**Stored data**

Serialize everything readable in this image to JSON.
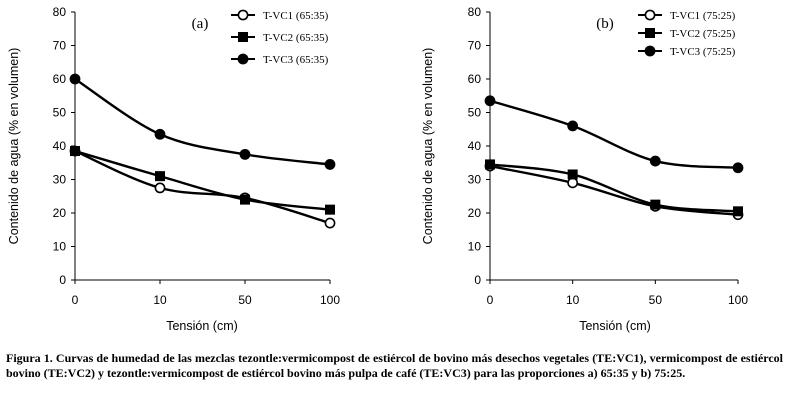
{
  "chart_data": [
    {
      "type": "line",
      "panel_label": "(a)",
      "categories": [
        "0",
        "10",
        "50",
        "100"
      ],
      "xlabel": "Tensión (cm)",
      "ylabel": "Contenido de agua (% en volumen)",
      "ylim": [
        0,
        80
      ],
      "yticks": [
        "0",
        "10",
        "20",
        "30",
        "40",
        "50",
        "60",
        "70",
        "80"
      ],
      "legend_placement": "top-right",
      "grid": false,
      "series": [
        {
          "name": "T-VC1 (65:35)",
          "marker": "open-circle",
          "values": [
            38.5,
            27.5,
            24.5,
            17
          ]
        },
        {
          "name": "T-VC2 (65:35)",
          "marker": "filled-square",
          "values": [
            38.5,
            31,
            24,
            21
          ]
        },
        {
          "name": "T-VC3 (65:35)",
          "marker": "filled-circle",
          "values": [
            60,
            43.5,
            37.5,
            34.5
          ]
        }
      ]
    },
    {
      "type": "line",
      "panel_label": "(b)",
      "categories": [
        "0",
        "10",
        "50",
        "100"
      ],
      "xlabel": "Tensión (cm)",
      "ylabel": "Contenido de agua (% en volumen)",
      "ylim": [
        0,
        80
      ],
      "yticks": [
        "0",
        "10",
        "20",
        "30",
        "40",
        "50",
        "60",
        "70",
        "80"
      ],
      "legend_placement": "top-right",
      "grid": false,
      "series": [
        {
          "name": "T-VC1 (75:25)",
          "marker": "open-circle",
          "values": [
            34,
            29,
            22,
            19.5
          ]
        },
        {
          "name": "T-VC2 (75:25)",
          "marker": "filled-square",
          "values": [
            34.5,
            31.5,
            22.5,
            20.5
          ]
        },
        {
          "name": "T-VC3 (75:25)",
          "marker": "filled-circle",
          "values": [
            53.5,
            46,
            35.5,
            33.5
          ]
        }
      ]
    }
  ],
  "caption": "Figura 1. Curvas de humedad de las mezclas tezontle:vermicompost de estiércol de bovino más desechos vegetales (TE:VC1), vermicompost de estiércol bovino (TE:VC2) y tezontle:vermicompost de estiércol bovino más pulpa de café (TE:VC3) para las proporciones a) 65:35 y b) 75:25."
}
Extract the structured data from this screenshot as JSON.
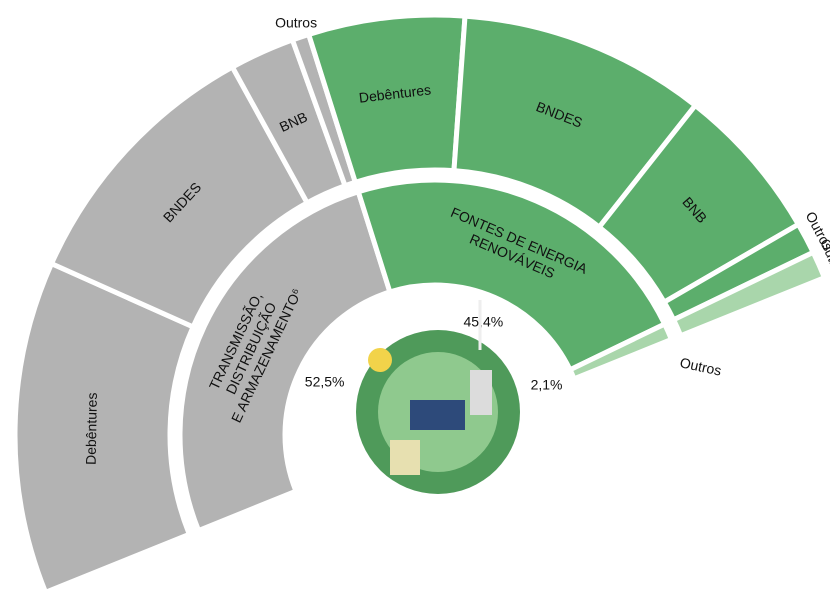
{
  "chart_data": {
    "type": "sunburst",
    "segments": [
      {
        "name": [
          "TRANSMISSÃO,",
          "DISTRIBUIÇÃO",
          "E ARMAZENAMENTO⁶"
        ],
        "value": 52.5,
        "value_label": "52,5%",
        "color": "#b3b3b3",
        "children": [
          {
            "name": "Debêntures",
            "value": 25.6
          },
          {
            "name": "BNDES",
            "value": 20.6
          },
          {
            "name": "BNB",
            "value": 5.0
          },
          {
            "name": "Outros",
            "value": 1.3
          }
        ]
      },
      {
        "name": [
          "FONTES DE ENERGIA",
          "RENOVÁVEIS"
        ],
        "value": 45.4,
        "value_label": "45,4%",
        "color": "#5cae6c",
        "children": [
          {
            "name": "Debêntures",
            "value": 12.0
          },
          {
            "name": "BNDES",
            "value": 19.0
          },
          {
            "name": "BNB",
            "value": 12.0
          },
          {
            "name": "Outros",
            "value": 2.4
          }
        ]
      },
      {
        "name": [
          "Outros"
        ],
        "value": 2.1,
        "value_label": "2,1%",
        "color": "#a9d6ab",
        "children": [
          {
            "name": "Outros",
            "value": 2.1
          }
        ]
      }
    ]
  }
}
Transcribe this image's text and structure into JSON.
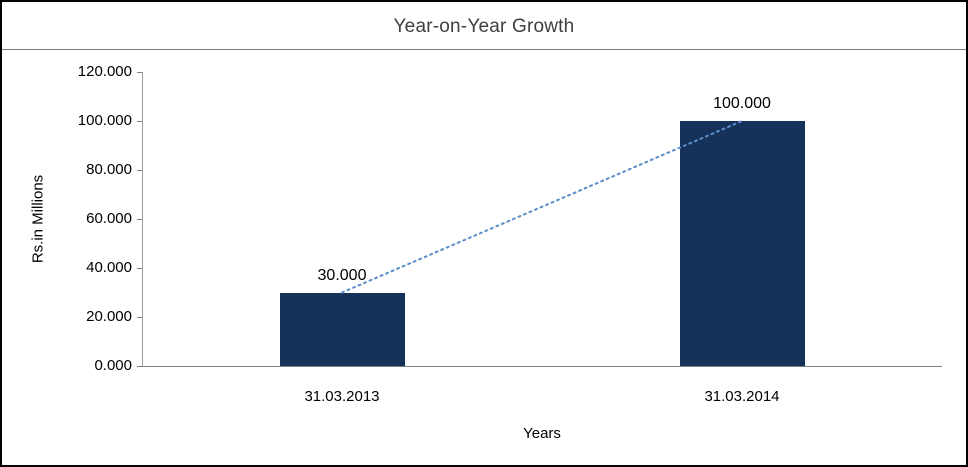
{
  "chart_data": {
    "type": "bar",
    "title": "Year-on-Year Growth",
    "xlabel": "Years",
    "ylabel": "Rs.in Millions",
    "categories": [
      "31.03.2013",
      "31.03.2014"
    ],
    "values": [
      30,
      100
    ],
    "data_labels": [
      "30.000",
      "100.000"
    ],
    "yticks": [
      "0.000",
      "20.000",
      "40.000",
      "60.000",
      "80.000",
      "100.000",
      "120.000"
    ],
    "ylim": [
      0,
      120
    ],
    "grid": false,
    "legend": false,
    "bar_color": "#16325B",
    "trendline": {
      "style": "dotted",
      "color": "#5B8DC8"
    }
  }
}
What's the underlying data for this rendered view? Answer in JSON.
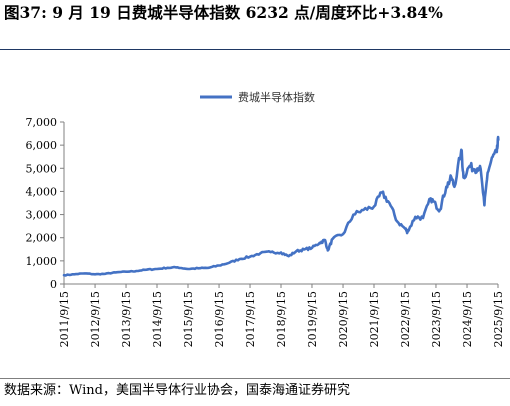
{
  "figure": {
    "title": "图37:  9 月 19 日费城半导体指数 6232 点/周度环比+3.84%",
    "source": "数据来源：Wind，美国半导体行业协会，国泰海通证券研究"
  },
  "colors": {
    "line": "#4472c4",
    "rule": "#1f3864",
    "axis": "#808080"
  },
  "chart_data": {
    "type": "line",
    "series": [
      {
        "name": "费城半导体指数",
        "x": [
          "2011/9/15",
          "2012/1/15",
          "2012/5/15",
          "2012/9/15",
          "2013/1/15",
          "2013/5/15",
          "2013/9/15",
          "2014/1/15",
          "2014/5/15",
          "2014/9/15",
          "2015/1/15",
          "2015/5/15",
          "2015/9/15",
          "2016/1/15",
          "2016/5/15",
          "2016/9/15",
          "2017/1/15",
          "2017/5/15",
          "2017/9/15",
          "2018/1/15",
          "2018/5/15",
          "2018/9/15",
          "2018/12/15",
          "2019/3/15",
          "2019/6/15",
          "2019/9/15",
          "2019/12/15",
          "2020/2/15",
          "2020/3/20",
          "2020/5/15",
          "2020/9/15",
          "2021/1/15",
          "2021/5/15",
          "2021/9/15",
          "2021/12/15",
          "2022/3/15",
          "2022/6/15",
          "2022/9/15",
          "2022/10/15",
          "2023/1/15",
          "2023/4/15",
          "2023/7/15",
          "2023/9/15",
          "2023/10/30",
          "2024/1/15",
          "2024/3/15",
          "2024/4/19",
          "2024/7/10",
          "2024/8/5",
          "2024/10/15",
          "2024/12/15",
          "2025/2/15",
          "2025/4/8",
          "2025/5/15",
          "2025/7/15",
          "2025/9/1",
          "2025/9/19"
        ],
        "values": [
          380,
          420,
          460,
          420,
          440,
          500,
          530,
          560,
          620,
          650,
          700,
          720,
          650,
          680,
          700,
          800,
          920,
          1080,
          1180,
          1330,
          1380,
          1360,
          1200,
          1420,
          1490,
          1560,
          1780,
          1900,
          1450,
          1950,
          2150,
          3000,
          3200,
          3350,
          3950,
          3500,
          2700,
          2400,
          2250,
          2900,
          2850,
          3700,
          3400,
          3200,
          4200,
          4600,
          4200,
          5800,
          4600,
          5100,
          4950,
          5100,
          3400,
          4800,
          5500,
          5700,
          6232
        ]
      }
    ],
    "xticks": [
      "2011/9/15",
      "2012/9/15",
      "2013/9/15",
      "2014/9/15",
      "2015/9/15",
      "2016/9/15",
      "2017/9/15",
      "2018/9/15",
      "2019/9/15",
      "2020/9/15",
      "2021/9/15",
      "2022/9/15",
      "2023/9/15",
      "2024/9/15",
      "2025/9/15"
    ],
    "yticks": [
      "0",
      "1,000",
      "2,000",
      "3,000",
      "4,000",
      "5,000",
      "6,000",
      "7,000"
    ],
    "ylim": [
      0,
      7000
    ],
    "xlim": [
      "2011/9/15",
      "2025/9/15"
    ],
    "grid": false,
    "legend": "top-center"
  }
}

**What is expected**
Give back all entries exactly. No pictures belong in the copy.

**Task answer**
Serialize everything readable in this image to JSON.
{
  "chart_data": [
    {
      "type": "line",
      "panel_label": "(a)",
      "categories": [
        "0",
        "10",
        "50",
        "100"
      ],
      "xlabel": "Tensión (cm)",
      "ylabel": "Contenido de agua (% en volumen)",
      "ylim": [
        0,
        80
      ],
      "yticks": [
        "0",
        "10",
        "20",
        "30",
        "40",
        "50",
        "60",
        "70",
        "80"
      ],
      "legend_placement": "top-right",
      "grid": false,
      "series": [
        {
          "name": "T-VC1 (65:35)",
          "marker": "open-circle",
          "values": [
            38.5,
            27.5,
            24.5,
            17
          ]
        },
        {
          "name": "T-VC2 (65:35)",
          "marker": "filled-square",
          "values": [
            38.5,
            31,
            24,
            21
          ]
        },
        {
          "name": "T-VC3 (65:35)",
          "marker": "filled-circle",
          "values": [
            60,
            43.5,
            37.5,
            34.5
          ]
        }
      ]
    },
    {
      "type": "line",
      "panel_label": "(b)",
      "categories": [
        "0",
        "10",
        "50",
        "100"
      ],
      "xlabel": "Tensión (cm)",
      "ylabel": "Contenido de agua (% en volumen)",
      "ylim": [
        0,
        80
      ],
      "yticks": [
        "0",
        "10",
        "20",
        "30",
        "40",
        "50",
        "60",
        "70",
        "80"
      ],
      "legend_placement": "top-right",
      "grid": false,
      "series": [
        {
          "name": "T-VC1 (75:25)",
          "marker": "open-circle",
          "values": [
            34,
            29,
            22,
            19.5
          ]
        },
        {
          "name": "T-VC2 (75:25)",
          "marker": "filled-square",
          "values": [
            34.5,
            31.5,
            22.5,
            20.5
          ]
        },
        {
          "name": "T-VC3 (75:25)",
          "marker": "filled-circle",
          "values": [
            53.5,
            46,
            35.5,
            33.5
          ]
        }
      ]
    }
  ],
  "caption": "Figura 1. Curvas de humedad de las mezclas tezontle:vermicompost de estiércol de bovino más desechos vegetales (TE:VC1), vermicompost de estiércol bovino (TE:VC2) y tezontle:vermicompost de estiércol bovino más pulpa de café (TE:VC3) para las proporciones a) 65:35 y b) 75:25."
}
Extract the structured data from this screenshot as JSON.
{
  "chart_data": {
    "type": "sunburst",
    "segments": [
      {
        "name": [
          "TRANSMISSÃO,",
          "DISTRIBUIÇÃO",
          "E ARMAZENAMENTO⁶"
        ],
        "value": 52.5,
        "value_label": "52,5%",
        "color": "#b3b3b3",
        "children": [
          {
            "name": "Debêntures",
            "value": 25.6
          },
          {
            "name": "BNDES",
            "value": 20.6
          },
          {
            "name": "BNB",
            "value": 5.0
          },
          {
            "name": "Outros",
            "value": 1.3
          }
        ]
      },
      {
        "name": [
          "FONTES DE ENERGIA",
          "RENOVÁVEIS"
        ],
        "value": 45.4,
        "value_label": "45,4%",
        "color": "#5cae6c",
        "children": [
          {
            "name": "Debêntures",
            "value": 12.0
          },
          {
            "name": "BNDES",
            "value": 19.0
          },
          {
            "name": "BNB",
            "value": 12.0
          },
          {
            "name": "Outros",
            "value": 2.4
          }
        ]
      },
      {
        "name": [
          "Outros"
        ],
        "value": 2.1,
        "value_label": "2,1%",
        "color": "#a9d6ab",
        "children": [
          {
            "name": "Outros",
            "value": 2.1
          }
        ]
      }
    ]
  }
}
Transcribe this image's text and structure into JSON.
{
  "chart_data": {
    "type": "bar",
    "title": "Year-on-Year Growth",
    "xlabel": "Years",
    "ylabel": "Rs.in Millions",
    "categories": [
      "31.03.2013",
      "31.03.2014"
    ],
    "values": [
      30,
      100
    ],
    "data_labels": [
      "30.000",
      "100.000"
    ],
    "yticks": [
      "0.000",
      "20.000",
      "40.000",
      "60.000",
      "80.000",
      "100.000",
      "120.000"
    ],
    "ylim": [
      0,
      120
    ],
    "grid": false,
    "legend": false,
    "bar_color": "#16325B",
    "trendline": {
      "style": "dotted",
      "color": "#5B8DC8"
    }
  }
}
What's the underlying data for this rendered view? Answer in JSON.
{
  "figure": {
    "title": "图37:  9 月 19 日费城半导体指数 6232 点/周度环比+3.84%",
    "source": "数据来源：Wind，美国半导体行业协会，国泰海通证券研究"
  },
  "colors": {
    "line": "#4472c4",
    "rule": "#1f3864",
    "axis": "#808080"
  },
  "chart_data": {
    "type": "line",
    "series": [
      {
        "name": "费城半导体指数",
        "x": [
          "2011/9/15",
          "2012/1/15",
          "2012/5/15",
          "2012/9/15",
          "2013/1/15",
          "2013/5/15",
          "2013/9/15",
          "2014/1/15",
          "2014/5/15",
          "2014/9/15",
          "2015/1/15",
          "2015/5/15",
          "2015/9/15",
          "2016/1/15",
          "2016/5/15",
          "2016/9/15",
          "2017/1/15",
          "2017/5/15",
          "2017/9/15",
          "2018/1/15",
          "2018/5/15",
          "2018/9/15",
          "2018/12/15",
          "2019/3/15",
          "2019/6/15",
          "2019/9/15",
          "2019/12/15",
          "2020/2/15",
          "2020/3/20",
          "2020/5/15",
          "2020/9/15",
          "2021/1/15",
          "2021/5/15",
          "2021/9/15",
          "2021/12/15",
          "2022/3/15",
          "2022/6/15",
          "2022/9/15",
          "2022/10/15",
          "2023/1/15",
          "2023/4/15",
          "2023/7/15",
          "2023/9/15",
          "2023/10/30",
          "2024/1/15",
          "2024/3/15",
          "2024/4/19",
          "2024/7/10",
          "2024/8/5",
          "2024/10/15",
          "2024/12/15",
          "2025/2/15",
          "2025/4/8",
          "2025/5/15",
          "2025/7/15",
          "2025/9/1",
          "2025/9/19"
        ],
        "values": [
          380,
          420,
          460,
          420,
          440,
          500,
          530,
          560,
          620,
          650,
          700,
          720,
          650,
          680,
          700,
          800,
          920,
          1080,
          1180,
          1330,
          1380,
          1360,
          1200,
          1420,
          1490,
          1560,
          1780,
          1900,
          1450,
          1950,
          2150,
          3000,
          3200,
          3350,
          3950,
          3500,
          2700,
          2400,
          2250,
          2900,
          2850,
          3700,
          3400,
          3200,
          4200,
          4600,
          4200,
          5800,
          4600,
          5100,
          4950,
          5100,
          3400,
          4800,
          5500,
          5700,
          6232
        ]
      }
    ],
    "xticks": [
      "2011/9/15",
      "2012/9/15",
      "2013/9/15",
      "2014/9/15",
      "2015/9/15",
      "2016/9/15",
      "2017/9/15",
      "2018/9/15",
      "2019/9/15",
      "2020/9/15",
      "2021/9/15",
      "2022/9/15",
      "2023/9/15",
      "2024/9/15",
      "2025/9/15"
    ],
    "yticks": [
      "0",
      "1,000",
      "2,000",
      "3,000",
      "4,000",
      "5,000",
      "6,000",
      "7,000"
    ],
    "ylim": [
      0,
      7000
    ],
    "xlim": [
      "2011/9/15",
      "2025/9/15"
    ],
    "grid": false,
    "legend": "top-center"
  }
}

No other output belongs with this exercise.